Exercise task → Filter for the word "Removes" and keep each matching line.

(Records from a collection)
※ ※ ※

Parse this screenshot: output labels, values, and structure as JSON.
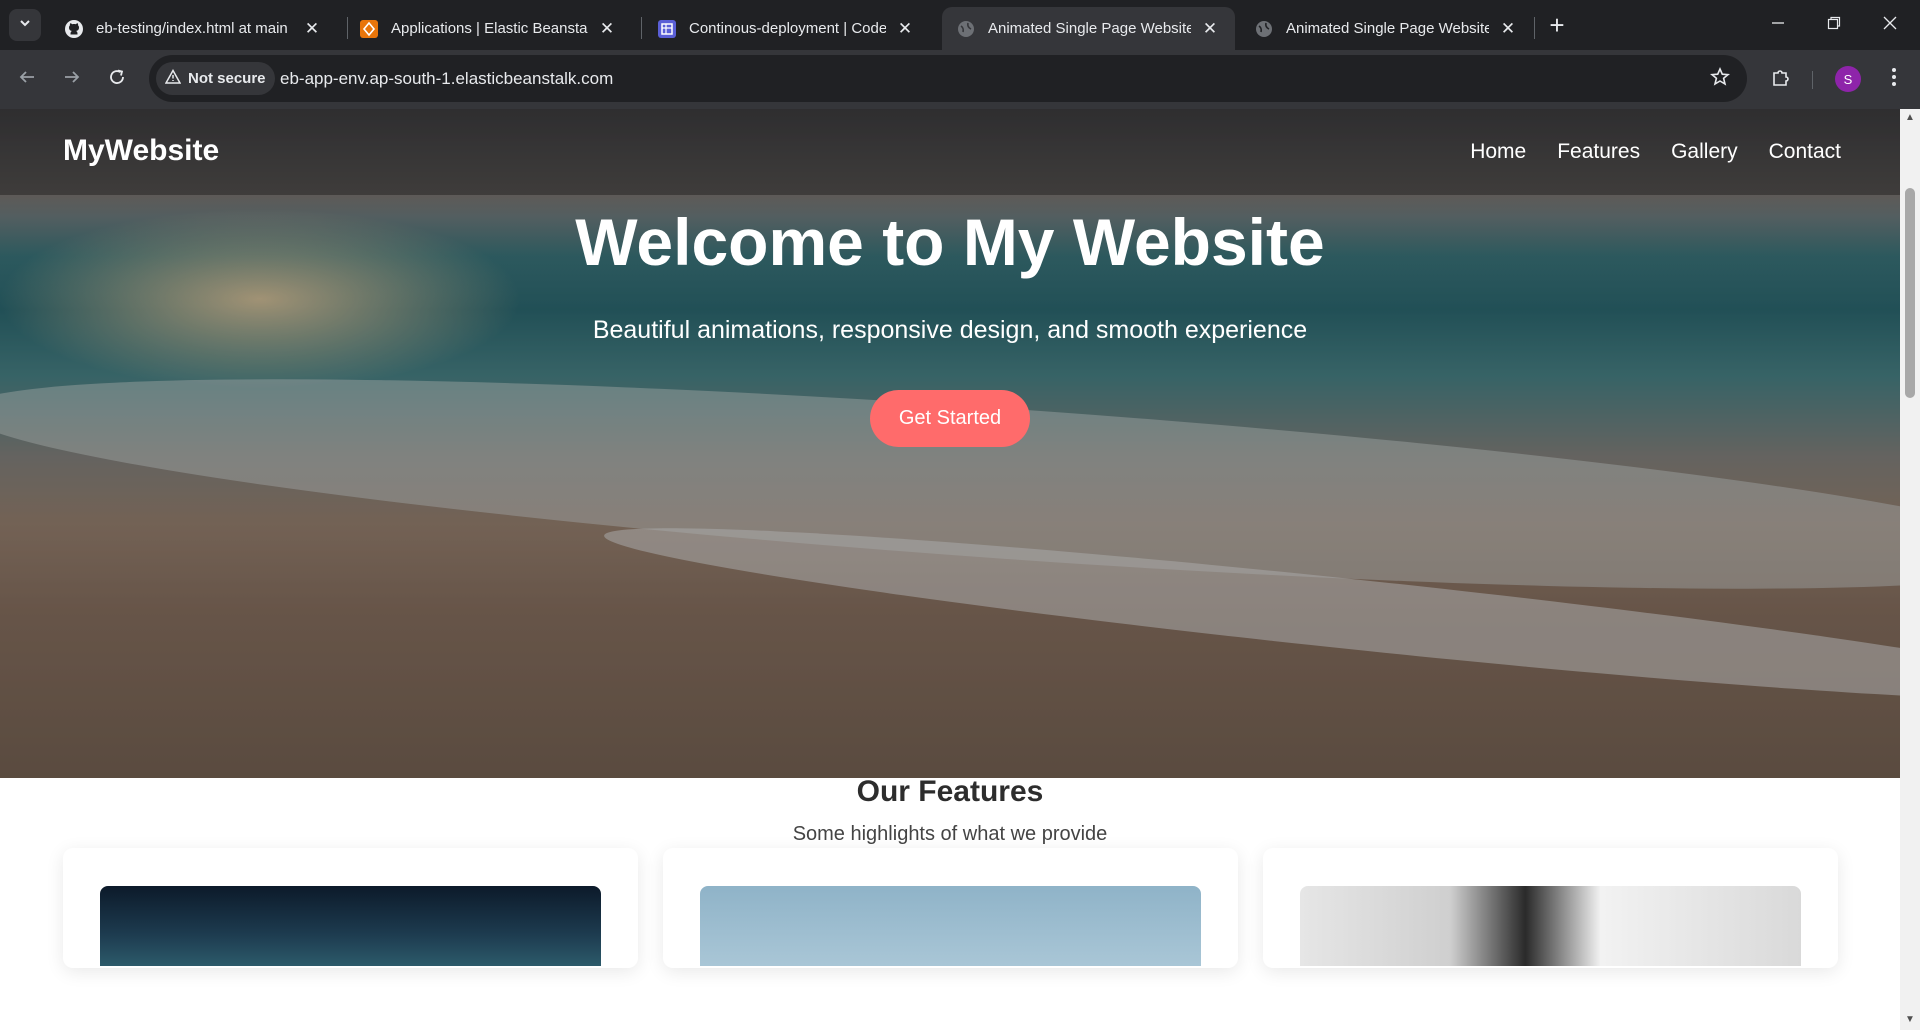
{
  "browser": {
    "tabs": [
      {
        "title": "eb-testing/index.html at main ·",
        "icon": "github-icon"
      },
      {
        "title": "Applications | Elastic Beanstalk |",
        "icon": "aws-beanstalk-icon"
      },
      {
        "title": "Continous-deployment | CodeP",
        "icon": "codepipeline-icon"
      },
      {
        "title": "Animated Single Page Website",
        "icon": "globe-icon",
        "active": true
      },
      {
        "title": "Animated Single Page Website",
        "icon": "globe-icon"
      }
    ],
    "security_label": "Not secure",
    "url": "eb-app-env.ap-south-1.elasticbeanstalk.com",
    "profile_initial": "S"
  },
  "site": {
    "brand": "MyWebsite",
    "nav": [
      "Home",
      "Features",
      "Gallery",
      "Contact"
    ],
    "hero": {
      "title": "Welcome to My Website",
      "subtitle": "Beautiful animations, responsive design, and smooth experience",
      "cta": "Get Started"
    },
    "features": {
      "title": "Our Features",
      "subtitle": "Some highlights of what we provide"
    }
  },
  "colors": {
    "accent": "#ff6b6b",
    "chrome_bg": "#202124",
    "toolbar_bg": "#35363a",
    "avatar": "#8e24aa"
  }
}
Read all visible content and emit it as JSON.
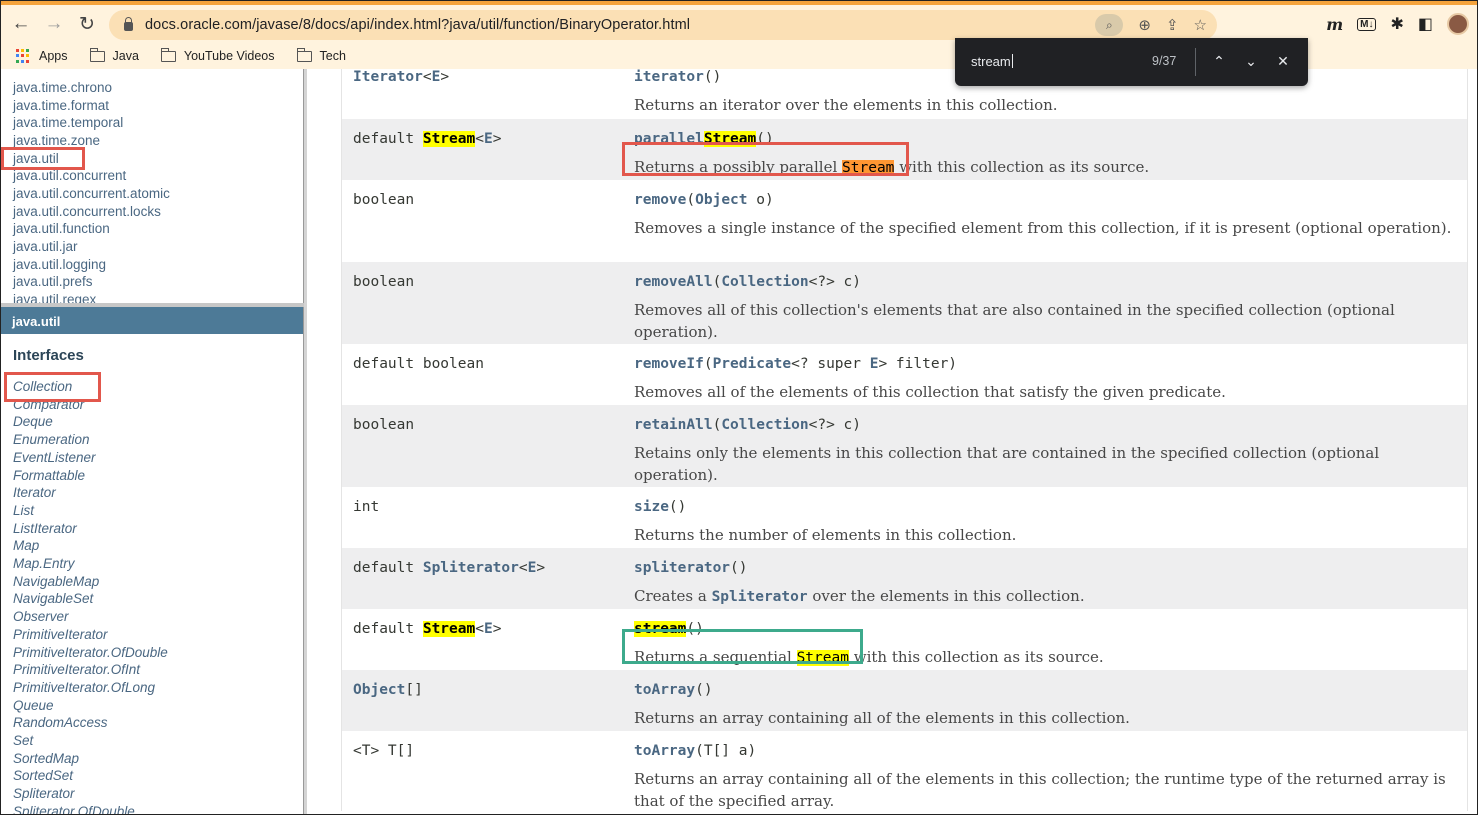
{
  "browser": {
    "url": "docs.oracle.com/javase/8/docs/api/index.html?java/util/function/BinaryOperator.html",
    "back_icon": "←",
    "forward_icon": "→",
    "reload_icon": "↻",
    "bookmarks": [
      {
        "label": "Apps",
        "icon": "apps-grid-icon"
      },
      {
        "label": "Java",
        "icon": "folder-icon"
      },
      {
        "label": "YouTube Videos",
        "icon": "folder-icon"
      },
      {
        "label": "Tech",
        "icon": "folder-icon"
      }
    ],
    "colors": {
      "accent": "#f5a33b",
      "toolbar": "#fff3de",
      "omnibox": "#fbe0b5"
    }
  },
  "find_bar": {
    "query": "stream",
    "count": "9/37",
    "prev_icon": "⌃",
    "next_icon": "⌄",
    "close_icon": "✕"
  },
  "package_list": [
    "java.time.chrono",
    "java.time.format",
    "java.time.temporal",
    "java.time.zone",
    "java.util",
    "java.util.concurrent",
    "java.util.concurrent.atomic",
    "java.util.concurrent.locks",
    "java.util.function",
    "java.util.jar",
    "java.util.logging",
    "java.util.prefs",
    "java.util.regex"
  ],
  "package_frame": {
    "title": "java.util",
    "interfaces_heading": "Interfaces",
    "interfaces": [
      "Collection",
      "Comparator",
      "Deque",
      "Enumeration",
      "EventListener",
      "Formattable",
      "Iterator",
      "List",
      "ListIterator",
      "Map",
      "Map.Entry",
      "NavigableMap",
      "NavigableSet",
      "Observer",
      "PrimitiveIterator",
      "PrimitiveIterator.OfDouble",
      "PrimitiveIterator.OfInt",
      "PrimitiveIterator.OfLong",
      "Queue",
      "RandomAccess",
      "Set",
      "SortedMap",
      "SortedSet",
      "Spliterator",
      "Spliterator.OfDouble"
    ]
  },
  "methods": [
    {
      "type": "Iterator<E>",
      "method": "iterator()",
      "desc": "Returns an iterator over the elements in this collection."
    },
    {
      "type": "default Stream<E>",
      "method": "parallelStream()",
      "desc_a": "Returns a possibly parallel ",
      "desc_hl": "Stream",
      "desc_b": " with this collection as its source."
    },
    {
      "type": "boolean",
      "method_name": "remove",
      "method_args_a": "(",
      "method_type": "Object",
      "method_args_b": " o)",
      "desc": "Removes a single instance of the specified element from this collection, if it is present (optional operation)."
    },
    {
      "type": "boolean",
      "method_name": "removeAll",
      "method_args_a": "(",
      "method_type": "Collection",
      "method_args_b": "<?> c)",
      "desc": "Removes all of this collection's elements that are also contained in the specified collection (optional operation)."
    },
    {
      "type": "default boolean",
      "method_name": "removeIf",
      "method_args_a": "(",
      "method_type": "Predicate",
      "method_args_b": "<? super ",
      "method_type2": "E",
      "method_args_c": "> filter)",
      "desc": "Removes all of the elements of this collection that satisfy the given predicate."
    },
    {
      "type": "boolean",
      "method_name": "retainAll",
      "method_args_a": "(",
      "method_type": "Collection",
      "method_args_b": "<?> c)",
      "desc": "Retains only the elements in this collection that are contained in the specified collection (optional operation)."
    },
    {
      "type": "int",
      "method_name": "size",
      "method_args_a": "()",
      "desc": "Returns the number of elements in this collection."
    },
    {
      "type_a": "default ",
      "type_link": "Spliterator",
      "type_b": "<",
      "type_e": "E",
      "type_c": ">",
      "method_name": "spliterator",
      "method_args_a": "()",
      "desc_a": "Creates a ",
      "desc_code": "Spliterator",
      "desc_b": " over the elements in this collection."
    },
    {
      "type": "default Stream<E>",
      "method_name": "stream",
      "method_args_a": "()",
      "desc_a": "Returns a sequential ",
      "desc_hl": "Stream",
      "desc_b": " with this collection as its source."
    },
    {
      "type_link": "Object",
      "type_b": "[]",
      "method_name": "toArray",
      "method_args_a": "()",
      "desc": "Returns an array containing all of the elements in this collection."
    },
    {
      "type": "<T> T[]",
      "method_name": "toArray",
      "method_args_a": "(T[] a)",
      "desc": "Returns an array containing all of the elements in this collection; the runtime type of the returned array is that of the specified array."
    }
  ],
  "type_parts": {
    "default": "default ",
    "stream": "Stream",
    "lt": "<",
    "e": "E",
    "gt": ">",
    "parallel": "parallel",
    "stream_word": "Stream",
    "parens": "()",
    "iterator_type": "Iterator",
    "iterator_method": "iterator"
  },
  "annotation_colors": {
    "red": "#e2574c",
    "green": "#3daa8c",
    "find_current": "#ff9632",
    "find_match": "#ffff00"
  }
}
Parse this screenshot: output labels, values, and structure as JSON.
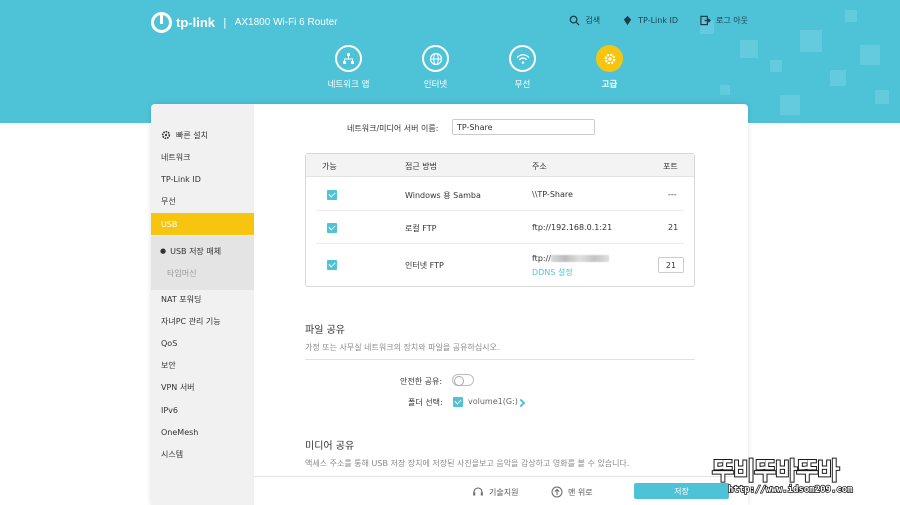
{
  "header": {
    "brand": "tp-link",
    "separator": "|",
    "model": "AX1800 Wi-Fi 6 Router",
    "actions": [
      {
        "label": "검색",
        "icon": "search-icon"
      },
      {
        "label": "TP-Link ID",
        "icon": "user-id-icon"
      },
      {
        "label": "로그 아웃",
        "icon": "logout-icon"
      }
    ],
    "tabs": [
      {
        "label": "네트워크 맵",
        "icon": "network-map-icon"
      },
      {
        "label": "인터넷",
        "icon": "globe-icon"
      },
      {
        "label": "무선",
        "icon": "wifi-icon"
      },
      {
        "label": "고급",
        "icon": "gear-icon",
        "active": true
      }
    ]
  },
  "sidebar": {
    "quick_setup": "빠른 설치",
    "items": [
      "네트워크",
      "TP-Link ID",
      "무선",
      "USB"
    ],
    "sub_items": [
      "USB 저장 매체",
      "타임머신"
    ],
    "items_after": [
      "NAT 포워딩",
      "자녀PC 관리 기능",
      "QoS",
      "보안",
      "VPN 서버",
      "IPv6",
      "OneMesh",
      "시스템"
    ]
  },
  "server": {
    "name_label": "네트워크/미디어 서버 이름:",
    "name_value": "TP-Share"
  },
  "table": {
    "headers": [
      "가능",
      "접근 방법",
      "주소",
      "포트"
    ],
    "rows": [
      {
        "method": "Windows 용 Samba",
        "address": "\\\\TP-Share",
        "port": "---"
      },
      {
        "method": "로컬 FTP",
        "address": "ftp://192.168.0.1:21",
        "port": "21"
      },
      {
        "method": "인터넷 FTP",
        "address": "ftp://",
        "port": "21",
        "link": "DDNS 설정"
      }
    ]
  },
  "file_sharing": {
    "title": "파일 공유",
    "desc": "가정 또는 사무실 네트워크의 장치와 파일을 공유하십시오.",
    "secure_label": "안전한 공유:",
    "folder_label": "폴더 선택:",
    "folder_value": "volume1(G:)"
  },
  "media_sharing": {
    "title": "미디어 공유",
    "desc": "액세스 주소를 통해 USB 저장 장치에 저장된 사진을보고 음악을 감상하고 영화를 볼 수 있습니다."
  },
  "footer": {
    "support": "기술지원",
    "top": "맨 위로",
    "save": "저장"
  },
  "watermark": {
    "title": "뚜비뚜바뚜바",
    "url": "http://www.idsom209.com"
  },
  "colors": {
    "header_bg": "#4ec3d8",
    "accent_yellow": "#f7c510",
    "link": "#4ec3d8"
  }
}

※ ※ ※

Answer for the task →
      "desc": "Removes a single instance of the specified element from this collection, if it is present (optional operation)."
      "desc": "Removes all of this collection's elements that are also contained in the specified collection (optional operation)."
      "desc": "Removes all of the elements of this collection that satisfy the given predicate."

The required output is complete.